* Sobre a tarefa *
Segundo o excerto fornecido, até quando devem as crianças com vómitos e diarreia permanecer em casa antes de regressar à escola ou ao infantário?

* Excerto fornecido *
- - -

Citada pelo The Telegraph, esta responsável aproveitou para pedir aos pais e tutores para estarem atentos aos sinais de hepatite, incluindo icterícia, e contactar um profissional de saúde se estiverem preocupados. “Medidas normais de higiene, tais como lavagem completa das mãos e uma boa higiene respiratória, ajudam a reduzir a propagação de muitas infeções comuns, incluindo o adenovírus”, lembrou. “As crianças com sintomas de uma infeção gastrointestinal, incluindo vómitos e diarreia, devem permanecer em casa e não regressar à escola ou ao infantário até 48 horas depois de os sintomas terem cessado.”

- - -

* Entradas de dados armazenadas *

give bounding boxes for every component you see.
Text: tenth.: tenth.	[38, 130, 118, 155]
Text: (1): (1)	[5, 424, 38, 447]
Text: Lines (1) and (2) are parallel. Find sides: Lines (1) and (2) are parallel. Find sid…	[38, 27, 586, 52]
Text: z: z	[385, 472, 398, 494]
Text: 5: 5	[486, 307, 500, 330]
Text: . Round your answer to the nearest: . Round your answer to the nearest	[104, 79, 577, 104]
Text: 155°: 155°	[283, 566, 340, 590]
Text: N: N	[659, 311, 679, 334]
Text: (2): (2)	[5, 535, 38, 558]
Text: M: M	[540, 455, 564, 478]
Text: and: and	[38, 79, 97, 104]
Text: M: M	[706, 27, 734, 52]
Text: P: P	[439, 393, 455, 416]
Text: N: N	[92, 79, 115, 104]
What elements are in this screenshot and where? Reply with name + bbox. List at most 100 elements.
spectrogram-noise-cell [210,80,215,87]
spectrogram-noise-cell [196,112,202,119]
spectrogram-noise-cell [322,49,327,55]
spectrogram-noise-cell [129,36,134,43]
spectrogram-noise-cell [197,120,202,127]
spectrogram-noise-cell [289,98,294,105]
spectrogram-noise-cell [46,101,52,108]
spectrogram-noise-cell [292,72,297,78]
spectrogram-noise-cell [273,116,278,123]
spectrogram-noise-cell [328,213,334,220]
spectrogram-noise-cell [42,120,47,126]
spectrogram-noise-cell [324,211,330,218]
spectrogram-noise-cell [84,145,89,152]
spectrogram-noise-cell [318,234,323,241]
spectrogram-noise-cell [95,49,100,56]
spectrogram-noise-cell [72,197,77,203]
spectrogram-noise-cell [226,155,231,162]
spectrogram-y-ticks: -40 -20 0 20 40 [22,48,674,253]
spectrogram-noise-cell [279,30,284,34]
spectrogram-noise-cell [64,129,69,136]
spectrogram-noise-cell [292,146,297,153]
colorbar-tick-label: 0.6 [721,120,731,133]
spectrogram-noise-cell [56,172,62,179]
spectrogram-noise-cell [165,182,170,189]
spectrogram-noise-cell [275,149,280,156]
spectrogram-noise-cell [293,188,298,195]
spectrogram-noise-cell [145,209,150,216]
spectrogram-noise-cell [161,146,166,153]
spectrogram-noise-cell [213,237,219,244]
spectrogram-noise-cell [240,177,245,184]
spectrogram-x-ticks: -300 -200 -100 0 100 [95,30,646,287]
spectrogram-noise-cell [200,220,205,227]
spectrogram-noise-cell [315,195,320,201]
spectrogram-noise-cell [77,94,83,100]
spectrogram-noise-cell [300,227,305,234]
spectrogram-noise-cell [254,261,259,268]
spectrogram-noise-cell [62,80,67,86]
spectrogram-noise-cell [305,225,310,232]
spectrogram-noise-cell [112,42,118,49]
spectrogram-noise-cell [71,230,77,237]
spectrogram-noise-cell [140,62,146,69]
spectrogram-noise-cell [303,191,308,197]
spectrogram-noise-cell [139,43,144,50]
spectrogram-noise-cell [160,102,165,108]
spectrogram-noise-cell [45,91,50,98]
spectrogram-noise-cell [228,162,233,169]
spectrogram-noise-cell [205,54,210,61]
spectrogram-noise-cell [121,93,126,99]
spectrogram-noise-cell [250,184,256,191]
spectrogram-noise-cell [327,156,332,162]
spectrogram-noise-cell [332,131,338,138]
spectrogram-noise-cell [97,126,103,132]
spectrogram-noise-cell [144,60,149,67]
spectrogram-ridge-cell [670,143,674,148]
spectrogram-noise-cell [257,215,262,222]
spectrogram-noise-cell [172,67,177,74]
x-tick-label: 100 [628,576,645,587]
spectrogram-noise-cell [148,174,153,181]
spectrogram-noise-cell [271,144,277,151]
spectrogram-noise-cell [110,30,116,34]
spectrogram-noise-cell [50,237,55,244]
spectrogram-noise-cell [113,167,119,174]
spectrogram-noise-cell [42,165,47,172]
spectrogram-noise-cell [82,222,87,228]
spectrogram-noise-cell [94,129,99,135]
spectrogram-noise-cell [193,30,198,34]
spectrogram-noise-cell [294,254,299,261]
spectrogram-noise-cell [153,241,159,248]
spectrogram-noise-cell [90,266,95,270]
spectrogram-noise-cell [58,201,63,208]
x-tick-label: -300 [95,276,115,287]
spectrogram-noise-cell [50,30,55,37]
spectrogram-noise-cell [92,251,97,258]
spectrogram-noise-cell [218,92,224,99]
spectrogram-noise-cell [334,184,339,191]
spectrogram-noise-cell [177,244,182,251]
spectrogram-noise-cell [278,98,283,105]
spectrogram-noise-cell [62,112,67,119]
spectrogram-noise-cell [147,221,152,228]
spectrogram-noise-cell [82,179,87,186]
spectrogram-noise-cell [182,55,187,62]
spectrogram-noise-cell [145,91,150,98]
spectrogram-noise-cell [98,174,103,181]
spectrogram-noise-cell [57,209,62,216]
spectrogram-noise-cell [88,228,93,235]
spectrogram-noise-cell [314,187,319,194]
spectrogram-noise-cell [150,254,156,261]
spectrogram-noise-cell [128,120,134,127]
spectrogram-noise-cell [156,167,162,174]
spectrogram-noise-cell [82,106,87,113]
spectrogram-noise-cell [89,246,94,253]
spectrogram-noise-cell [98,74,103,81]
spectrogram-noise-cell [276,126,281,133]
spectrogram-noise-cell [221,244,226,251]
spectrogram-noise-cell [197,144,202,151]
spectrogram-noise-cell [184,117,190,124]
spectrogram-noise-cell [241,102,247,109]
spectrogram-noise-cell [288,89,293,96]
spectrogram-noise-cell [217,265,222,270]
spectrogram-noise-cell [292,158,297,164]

- - -

* Resposta *
Até 48 horas depois de os sintomas terem cessado.